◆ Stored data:
********************
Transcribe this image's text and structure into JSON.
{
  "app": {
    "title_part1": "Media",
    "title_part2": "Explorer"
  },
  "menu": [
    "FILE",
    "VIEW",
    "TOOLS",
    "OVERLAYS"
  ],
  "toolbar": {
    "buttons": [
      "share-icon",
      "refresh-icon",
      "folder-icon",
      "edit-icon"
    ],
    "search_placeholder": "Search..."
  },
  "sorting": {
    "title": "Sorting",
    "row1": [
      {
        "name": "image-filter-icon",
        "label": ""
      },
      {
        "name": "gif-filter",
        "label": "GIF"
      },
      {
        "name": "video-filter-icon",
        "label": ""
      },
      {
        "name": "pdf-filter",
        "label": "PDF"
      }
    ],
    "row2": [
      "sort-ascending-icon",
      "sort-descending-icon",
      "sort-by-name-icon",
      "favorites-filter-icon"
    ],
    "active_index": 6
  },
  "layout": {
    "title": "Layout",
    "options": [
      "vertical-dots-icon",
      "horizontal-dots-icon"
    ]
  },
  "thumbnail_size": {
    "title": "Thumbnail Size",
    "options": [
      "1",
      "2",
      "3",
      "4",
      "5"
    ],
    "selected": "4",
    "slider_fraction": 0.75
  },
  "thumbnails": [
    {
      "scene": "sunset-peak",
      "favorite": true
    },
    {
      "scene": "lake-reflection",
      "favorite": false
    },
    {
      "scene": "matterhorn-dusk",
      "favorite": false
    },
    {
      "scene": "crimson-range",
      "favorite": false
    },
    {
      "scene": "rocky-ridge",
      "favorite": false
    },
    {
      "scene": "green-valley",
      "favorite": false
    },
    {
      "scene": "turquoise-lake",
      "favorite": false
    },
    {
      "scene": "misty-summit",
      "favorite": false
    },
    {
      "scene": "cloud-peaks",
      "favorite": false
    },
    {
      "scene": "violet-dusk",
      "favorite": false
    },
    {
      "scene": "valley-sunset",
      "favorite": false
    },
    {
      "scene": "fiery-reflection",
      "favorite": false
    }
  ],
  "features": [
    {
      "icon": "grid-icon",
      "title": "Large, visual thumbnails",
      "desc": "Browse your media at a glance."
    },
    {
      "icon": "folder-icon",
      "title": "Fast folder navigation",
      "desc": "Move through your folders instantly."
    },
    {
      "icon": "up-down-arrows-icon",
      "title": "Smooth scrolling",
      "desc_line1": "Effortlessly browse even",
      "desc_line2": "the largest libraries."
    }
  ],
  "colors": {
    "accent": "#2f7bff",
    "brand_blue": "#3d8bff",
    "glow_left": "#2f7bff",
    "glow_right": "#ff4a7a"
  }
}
********************
◆ What you will do:
Give only the number of lines in the material above where the string "lake" appears.

◆ Solved problem:
2